* [DATA LISTING]:
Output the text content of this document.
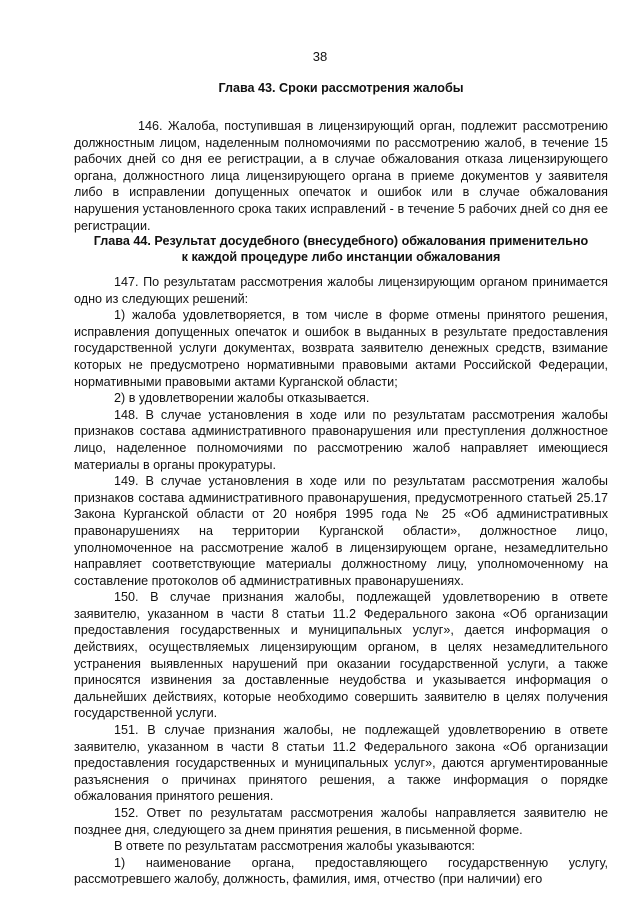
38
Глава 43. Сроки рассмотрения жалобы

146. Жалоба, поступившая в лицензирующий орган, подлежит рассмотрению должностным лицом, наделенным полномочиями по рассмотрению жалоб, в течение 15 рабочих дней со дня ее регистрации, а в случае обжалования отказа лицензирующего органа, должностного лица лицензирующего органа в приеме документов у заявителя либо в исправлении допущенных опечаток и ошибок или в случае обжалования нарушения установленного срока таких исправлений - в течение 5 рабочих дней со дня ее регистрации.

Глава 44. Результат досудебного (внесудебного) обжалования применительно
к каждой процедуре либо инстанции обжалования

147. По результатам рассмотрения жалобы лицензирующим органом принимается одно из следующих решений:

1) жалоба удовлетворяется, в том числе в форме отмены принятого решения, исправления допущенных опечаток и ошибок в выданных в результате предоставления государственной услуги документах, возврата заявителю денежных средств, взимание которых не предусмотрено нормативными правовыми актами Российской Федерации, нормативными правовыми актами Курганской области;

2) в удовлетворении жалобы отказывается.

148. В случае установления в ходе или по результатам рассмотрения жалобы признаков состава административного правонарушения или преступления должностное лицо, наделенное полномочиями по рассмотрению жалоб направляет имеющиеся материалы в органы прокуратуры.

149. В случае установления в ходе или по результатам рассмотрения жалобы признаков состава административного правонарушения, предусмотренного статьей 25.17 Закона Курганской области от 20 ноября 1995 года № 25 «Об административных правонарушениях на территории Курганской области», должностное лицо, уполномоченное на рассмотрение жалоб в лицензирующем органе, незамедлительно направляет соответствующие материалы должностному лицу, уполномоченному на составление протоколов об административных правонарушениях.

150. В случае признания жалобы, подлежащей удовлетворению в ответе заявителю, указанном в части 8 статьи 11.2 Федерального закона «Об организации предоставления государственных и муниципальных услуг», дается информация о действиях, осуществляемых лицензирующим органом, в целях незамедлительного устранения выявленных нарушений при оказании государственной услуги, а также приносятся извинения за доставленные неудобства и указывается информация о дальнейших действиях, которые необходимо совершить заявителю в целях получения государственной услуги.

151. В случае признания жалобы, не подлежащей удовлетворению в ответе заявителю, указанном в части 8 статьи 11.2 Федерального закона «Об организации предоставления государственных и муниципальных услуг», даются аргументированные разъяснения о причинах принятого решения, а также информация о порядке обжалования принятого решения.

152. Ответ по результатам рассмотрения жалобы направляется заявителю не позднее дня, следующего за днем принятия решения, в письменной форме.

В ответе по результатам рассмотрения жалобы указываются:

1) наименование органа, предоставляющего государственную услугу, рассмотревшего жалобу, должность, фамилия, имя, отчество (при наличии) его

...

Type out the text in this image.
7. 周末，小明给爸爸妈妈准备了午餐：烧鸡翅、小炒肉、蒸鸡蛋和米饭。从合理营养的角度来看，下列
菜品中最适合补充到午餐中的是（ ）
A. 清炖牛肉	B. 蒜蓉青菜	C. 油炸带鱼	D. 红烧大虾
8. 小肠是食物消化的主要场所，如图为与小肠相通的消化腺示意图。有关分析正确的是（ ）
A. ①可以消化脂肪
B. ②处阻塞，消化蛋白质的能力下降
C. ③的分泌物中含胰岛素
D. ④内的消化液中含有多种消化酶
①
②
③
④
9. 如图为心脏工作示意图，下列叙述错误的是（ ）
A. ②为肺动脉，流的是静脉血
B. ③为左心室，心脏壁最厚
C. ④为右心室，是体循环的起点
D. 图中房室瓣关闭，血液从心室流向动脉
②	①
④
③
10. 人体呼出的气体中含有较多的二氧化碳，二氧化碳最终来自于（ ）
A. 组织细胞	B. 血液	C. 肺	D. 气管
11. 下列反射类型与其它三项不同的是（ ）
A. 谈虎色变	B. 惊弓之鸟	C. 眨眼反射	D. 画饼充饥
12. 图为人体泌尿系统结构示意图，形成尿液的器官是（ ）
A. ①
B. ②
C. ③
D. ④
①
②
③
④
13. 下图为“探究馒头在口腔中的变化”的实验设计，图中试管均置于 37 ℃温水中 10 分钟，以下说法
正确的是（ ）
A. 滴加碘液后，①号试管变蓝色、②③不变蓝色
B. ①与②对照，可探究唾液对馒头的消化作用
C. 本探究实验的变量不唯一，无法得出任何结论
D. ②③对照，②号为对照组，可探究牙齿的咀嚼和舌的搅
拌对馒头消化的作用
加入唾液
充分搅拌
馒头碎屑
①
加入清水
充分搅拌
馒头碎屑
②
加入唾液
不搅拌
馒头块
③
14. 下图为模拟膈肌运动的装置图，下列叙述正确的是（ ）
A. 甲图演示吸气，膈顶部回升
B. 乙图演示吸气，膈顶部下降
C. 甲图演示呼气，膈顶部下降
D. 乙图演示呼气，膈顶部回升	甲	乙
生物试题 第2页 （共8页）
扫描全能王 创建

* [PROBLEM STATEMENT]:
From the data above, copy each line that has the string "муниципальных".

* [EXERCISE RESPONSE]:
150. В случае признания жалобы, подлежащей удовлетворению в ответе заявителю, указанном в части 8 статьи 11.2 Федерального закона «Об организации предоставления государственных и муниципальных услуг», дается информация о действиях, осуществляемых лицензирующим органом, в целях незамедлительного устранения выявленных нарушений при оказании государственной услуги, а также приносятся извинения за доставленные неудобства и указывается информация о дальнейших действиях, которые необходимо совершить заявителю в целях получения государственной услуги.
151. В случае признания жалобы, не подлежащей удовлетворению в ответе заявителю, указанном в части 8 статьи 11.2 Федерального закона «Об организации предоставления государственных и муниципальных услуг», даются аргументированные разъяснения о причинах принятого решения, а также информация о порядке обжалования принятого решения.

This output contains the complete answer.